WHAT TO DO
Verbatim output of all the material below is required.

INFORMATION SUPPLIED
* Start *
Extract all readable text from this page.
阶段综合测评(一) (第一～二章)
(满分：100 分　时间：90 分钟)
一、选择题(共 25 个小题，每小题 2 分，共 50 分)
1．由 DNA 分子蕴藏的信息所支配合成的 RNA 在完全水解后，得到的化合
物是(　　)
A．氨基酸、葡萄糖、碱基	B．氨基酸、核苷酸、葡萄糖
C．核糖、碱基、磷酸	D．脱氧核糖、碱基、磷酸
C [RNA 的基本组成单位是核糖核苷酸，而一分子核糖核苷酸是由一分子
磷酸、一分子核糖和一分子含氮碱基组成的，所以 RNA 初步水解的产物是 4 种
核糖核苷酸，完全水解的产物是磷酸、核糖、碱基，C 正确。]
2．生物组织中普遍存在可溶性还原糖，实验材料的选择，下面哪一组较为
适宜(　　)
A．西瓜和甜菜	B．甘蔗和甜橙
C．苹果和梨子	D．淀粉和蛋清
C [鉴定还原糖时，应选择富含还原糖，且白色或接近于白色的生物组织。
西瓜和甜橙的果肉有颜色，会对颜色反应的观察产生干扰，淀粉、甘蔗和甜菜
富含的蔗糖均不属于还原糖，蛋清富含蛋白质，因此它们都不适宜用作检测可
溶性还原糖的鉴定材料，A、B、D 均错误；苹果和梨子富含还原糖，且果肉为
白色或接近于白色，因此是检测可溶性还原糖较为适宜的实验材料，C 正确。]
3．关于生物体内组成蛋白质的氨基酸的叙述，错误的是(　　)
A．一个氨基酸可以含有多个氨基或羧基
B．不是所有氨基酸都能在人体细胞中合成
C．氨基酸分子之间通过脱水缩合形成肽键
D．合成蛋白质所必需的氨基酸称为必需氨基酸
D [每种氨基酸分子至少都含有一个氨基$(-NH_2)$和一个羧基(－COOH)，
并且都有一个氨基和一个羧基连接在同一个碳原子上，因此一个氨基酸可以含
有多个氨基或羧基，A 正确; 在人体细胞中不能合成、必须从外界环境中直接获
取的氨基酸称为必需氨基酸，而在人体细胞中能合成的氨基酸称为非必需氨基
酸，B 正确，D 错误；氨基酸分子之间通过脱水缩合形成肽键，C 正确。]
* End *
SOLUTION BELOW
Extract all readable text from this page.
阶段综合测评(一) (第一～二章)
(满分：100 分　时间：90 分钟)
一、选择题(共 25 个小题，每小题 2 分，共 50 分)
1．由 DNA 分子蕴藏的信息所支配合成的 RNA 在完全水解后，得到的化合
物是(　　)
A．氨基酸、葡萄糖、碱基	B．氨基酸、核苷酸、葡萄糖
C．核糖、碱基、磷酸	D．脱氧核糖、碱基、磷酸
C [RNA 的基本组成单位是核糖核苷酸，而一分子核糖核苷酸是由一分子
磷酸、一分子核糖和一分子含氮碱基组成的，所以 RNA 初步水解的产物是 4 种
核糖核苷酸，完全水解的产物是磷酸、核糖、碱基，C 正确。]
2．生物组织中普遍存在可溶性还原糖，实验材料的选择，下面哪一组较为
适宜(　　)
A．西瓜和甜菜	B．甘蔗和甜橙
C．苹果和梨子	D．淀粉和蛋清
C [鉴定还原糖时，应选择富含还原糖，且白色或接近于白色的生物组织。
西瓜和甜橙的果肉有颜色，会对颜色反应的观察产生干扰，淀粉、甘蔗和甜菜
富含的蔗糖均不属于还原糖，蛋清富含蛋白质，因此它们都不适宜用作检测可
溶性还原糖的鉴定材料，A、B、D 均错误；苹果和梨子富含还原糖，且果肉为
白色或接近于白色，因此是检测可溶性还原糖较为适宜的实验材料，C 正确。]
3．关于生物体内组成蛋白质的氨基酸的叙述，错误的是(　　)
A．一个氨基酸可以含有多个氨基或羧基
B．不是所有氨基酸都能在人体细胞中合成
C．氨基酸分子之间通过脱水缩合形成肽键
D．合成蛋白质所必需的氨基酸称为必需氨基酸
D [每种氨基酸分子至少都含有一个氨基$(-NH_2)$和一个羧基(－COOH)，
并且都有一个氨基和一个羧基连接在同一个碳原子上，因此一个氨基酸可以含
有多个氨基或羧基，A 正确; 在人体细胞中不能合成、必须从外界环境中直接获
取的氨基酸称为必需氨基酸，而在人体细胞中能合成的氨基酸称为非必需氨基
酸，B 正确，D 错误；氨基酸分子之间通过脱水缩合形成肽键，C 正确。]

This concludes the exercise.